Instructions to follow> Out of all the lines below, count those with the word "chodzimy". Give the number only.

____

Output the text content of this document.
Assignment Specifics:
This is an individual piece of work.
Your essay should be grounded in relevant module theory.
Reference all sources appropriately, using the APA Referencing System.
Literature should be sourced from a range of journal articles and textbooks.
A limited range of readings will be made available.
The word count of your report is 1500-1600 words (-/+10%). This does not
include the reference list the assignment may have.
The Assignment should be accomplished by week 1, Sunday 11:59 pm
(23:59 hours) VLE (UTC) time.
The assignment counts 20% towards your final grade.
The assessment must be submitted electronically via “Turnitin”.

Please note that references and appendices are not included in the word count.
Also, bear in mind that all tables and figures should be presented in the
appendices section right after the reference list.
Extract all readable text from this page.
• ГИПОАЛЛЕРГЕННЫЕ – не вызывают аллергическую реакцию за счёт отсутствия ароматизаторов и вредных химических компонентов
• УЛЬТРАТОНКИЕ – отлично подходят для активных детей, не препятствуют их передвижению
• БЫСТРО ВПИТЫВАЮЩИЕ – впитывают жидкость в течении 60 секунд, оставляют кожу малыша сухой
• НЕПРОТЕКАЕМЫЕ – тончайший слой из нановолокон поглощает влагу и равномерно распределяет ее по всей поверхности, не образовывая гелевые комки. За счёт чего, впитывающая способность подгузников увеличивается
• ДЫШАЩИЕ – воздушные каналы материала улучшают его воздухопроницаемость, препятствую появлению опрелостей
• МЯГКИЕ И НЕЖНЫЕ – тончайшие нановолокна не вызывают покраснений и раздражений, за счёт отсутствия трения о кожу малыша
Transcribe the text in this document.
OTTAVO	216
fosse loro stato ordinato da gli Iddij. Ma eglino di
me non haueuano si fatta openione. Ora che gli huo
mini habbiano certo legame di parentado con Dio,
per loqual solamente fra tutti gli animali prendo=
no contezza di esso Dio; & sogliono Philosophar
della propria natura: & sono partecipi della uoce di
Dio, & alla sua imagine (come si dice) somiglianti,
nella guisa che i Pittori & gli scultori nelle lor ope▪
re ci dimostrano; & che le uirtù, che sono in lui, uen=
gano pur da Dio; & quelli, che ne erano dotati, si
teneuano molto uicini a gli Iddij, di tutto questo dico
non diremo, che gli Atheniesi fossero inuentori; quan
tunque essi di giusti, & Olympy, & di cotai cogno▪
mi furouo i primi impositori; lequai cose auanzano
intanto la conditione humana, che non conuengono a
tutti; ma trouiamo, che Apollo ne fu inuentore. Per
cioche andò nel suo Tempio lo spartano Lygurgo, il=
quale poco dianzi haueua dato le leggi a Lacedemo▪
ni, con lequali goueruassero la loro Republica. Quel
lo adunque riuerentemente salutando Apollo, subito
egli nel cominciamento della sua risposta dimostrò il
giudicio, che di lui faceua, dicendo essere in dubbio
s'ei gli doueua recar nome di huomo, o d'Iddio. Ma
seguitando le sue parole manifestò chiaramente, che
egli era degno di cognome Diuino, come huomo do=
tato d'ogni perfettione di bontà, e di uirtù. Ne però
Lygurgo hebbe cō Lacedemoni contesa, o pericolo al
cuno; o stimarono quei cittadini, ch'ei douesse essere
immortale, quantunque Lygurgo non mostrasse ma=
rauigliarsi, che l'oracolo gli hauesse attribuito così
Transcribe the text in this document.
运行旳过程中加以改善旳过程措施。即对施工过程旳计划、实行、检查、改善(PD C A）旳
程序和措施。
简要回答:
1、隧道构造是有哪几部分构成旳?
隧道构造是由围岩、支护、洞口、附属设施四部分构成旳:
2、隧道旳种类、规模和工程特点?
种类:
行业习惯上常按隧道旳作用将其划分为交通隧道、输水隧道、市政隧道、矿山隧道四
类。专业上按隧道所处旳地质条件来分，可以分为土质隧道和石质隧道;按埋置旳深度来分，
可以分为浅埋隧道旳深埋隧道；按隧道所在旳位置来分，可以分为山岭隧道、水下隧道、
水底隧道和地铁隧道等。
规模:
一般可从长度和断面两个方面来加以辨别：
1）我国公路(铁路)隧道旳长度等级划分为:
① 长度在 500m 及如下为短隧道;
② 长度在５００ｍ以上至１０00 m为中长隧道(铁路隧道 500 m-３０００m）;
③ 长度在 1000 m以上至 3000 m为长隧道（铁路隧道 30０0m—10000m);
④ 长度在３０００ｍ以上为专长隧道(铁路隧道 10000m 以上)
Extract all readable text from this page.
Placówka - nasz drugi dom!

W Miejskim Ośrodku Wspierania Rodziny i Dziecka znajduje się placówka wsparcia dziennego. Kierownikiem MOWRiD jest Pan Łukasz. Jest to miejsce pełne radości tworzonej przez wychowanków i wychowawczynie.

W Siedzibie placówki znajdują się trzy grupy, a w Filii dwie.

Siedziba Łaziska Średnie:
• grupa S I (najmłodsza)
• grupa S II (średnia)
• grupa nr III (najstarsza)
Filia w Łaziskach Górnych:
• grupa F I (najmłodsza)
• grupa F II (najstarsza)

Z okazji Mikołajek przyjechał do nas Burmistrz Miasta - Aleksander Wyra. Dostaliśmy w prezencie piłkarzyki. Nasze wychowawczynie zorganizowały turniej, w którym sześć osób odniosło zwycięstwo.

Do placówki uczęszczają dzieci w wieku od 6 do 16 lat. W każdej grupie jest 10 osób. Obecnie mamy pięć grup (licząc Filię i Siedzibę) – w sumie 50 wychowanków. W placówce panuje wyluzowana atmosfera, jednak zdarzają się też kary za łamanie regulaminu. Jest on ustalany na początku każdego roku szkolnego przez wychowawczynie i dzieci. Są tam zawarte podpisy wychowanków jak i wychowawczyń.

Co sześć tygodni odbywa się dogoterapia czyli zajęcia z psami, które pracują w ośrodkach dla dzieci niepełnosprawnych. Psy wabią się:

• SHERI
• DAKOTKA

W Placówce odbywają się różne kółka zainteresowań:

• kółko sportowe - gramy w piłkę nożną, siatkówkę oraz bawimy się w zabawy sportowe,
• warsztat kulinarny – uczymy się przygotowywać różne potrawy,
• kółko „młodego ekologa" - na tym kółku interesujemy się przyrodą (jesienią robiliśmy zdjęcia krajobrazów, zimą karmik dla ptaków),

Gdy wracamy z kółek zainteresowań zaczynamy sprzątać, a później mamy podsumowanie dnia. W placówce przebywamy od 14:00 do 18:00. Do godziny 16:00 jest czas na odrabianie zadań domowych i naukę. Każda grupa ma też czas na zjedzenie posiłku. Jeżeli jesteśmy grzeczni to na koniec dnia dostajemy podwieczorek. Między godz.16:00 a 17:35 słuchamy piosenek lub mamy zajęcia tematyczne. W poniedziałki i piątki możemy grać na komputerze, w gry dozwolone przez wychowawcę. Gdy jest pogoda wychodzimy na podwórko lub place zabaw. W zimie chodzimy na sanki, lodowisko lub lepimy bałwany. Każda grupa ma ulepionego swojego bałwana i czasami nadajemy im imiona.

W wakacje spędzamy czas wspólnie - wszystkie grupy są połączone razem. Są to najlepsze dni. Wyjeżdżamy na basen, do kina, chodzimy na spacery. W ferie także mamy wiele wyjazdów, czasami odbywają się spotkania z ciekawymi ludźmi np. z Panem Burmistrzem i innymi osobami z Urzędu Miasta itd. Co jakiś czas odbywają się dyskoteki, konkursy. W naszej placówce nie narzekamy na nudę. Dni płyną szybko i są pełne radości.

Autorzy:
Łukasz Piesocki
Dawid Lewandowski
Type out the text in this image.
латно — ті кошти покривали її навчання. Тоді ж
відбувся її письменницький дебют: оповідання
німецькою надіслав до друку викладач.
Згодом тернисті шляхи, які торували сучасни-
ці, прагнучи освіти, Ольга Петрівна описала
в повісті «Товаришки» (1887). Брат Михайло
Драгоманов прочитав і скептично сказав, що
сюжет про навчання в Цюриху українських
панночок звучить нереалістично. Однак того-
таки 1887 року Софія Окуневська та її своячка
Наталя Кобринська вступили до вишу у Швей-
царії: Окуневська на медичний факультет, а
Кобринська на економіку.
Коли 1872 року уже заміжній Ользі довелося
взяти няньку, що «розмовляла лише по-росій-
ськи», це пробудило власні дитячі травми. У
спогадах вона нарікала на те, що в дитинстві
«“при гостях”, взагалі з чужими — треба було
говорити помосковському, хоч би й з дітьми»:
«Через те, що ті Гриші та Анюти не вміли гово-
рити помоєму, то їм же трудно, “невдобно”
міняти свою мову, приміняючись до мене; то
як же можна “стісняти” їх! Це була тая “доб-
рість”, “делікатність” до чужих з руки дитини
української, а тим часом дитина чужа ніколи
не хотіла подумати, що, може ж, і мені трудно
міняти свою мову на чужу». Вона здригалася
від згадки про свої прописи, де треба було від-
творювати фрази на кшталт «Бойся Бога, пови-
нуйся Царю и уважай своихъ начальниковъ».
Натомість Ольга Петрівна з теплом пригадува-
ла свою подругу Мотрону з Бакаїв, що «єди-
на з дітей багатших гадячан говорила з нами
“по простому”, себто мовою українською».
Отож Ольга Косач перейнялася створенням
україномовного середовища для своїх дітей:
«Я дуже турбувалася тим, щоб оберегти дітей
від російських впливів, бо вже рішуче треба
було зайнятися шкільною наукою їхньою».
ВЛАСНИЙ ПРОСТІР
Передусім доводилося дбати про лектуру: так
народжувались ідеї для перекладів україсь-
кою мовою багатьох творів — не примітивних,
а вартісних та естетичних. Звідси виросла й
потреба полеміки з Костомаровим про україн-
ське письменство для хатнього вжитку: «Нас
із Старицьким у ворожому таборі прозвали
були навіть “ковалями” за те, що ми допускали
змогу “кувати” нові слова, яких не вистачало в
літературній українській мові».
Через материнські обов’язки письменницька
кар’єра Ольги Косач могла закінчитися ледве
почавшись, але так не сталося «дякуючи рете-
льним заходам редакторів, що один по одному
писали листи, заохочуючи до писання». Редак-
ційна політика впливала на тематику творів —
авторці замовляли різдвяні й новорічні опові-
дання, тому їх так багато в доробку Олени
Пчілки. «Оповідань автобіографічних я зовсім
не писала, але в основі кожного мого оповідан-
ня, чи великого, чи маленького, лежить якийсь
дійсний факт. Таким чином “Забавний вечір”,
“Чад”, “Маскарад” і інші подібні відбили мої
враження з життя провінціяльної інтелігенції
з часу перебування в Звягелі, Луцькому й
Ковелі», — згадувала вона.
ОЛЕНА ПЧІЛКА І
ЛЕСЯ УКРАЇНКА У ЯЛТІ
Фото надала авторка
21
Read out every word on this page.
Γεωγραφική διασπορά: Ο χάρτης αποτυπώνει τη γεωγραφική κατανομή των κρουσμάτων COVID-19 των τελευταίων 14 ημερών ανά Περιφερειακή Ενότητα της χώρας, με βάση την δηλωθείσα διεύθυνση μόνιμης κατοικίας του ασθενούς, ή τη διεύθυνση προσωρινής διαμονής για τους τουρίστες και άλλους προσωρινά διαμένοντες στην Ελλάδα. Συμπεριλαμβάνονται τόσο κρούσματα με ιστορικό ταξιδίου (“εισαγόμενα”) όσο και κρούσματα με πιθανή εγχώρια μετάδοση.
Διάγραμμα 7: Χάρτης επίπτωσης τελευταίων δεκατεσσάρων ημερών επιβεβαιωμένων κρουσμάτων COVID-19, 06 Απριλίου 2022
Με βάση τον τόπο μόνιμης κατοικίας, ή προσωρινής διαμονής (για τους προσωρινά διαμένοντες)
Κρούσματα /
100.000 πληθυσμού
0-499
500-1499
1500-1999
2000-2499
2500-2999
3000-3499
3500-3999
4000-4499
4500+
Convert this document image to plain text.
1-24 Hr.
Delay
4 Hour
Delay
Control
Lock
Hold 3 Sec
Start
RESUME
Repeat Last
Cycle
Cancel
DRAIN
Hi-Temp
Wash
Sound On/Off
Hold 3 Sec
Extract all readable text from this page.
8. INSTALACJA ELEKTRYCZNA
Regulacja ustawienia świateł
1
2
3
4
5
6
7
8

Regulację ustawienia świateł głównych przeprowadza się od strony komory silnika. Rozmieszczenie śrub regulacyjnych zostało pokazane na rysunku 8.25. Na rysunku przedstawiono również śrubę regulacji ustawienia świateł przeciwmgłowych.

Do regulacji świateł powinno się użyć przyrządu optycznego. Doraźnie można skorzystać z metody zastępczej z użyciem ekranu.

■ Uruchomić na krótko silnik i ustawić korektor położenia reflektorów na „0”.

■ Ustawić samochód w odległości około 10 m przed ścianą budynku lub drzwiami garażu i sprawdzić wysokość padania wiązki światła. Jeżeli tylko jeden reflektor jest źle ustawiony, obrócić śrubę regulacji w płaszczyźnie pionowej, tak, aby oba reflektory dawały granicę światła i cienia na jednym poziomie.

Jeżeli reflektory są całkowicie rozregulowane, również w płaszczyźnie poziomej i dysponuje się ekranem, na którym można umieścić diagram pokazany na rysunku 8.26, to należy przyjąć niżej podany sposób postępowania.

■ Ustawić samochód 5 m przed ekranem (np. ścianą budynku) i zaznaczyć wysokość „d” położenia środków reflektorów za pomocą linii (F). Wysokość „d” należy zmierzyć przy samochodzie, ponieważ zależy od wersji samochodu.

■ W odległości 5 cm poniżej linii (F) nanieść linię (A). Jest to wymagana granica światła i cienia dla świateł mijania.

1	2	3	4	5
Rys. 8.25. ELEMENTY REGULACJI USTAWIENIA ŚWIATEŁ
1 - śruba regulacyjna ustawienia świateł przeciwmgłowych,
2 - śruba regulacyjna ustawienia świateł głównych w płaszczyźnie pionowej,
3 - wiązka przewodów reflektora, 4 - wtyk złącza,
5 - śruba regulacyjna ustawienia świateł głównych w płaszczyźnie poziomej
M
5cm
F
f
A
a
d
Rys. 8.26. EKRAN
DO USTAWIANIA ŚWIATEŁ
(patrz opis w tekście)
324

____

Expected answer> 2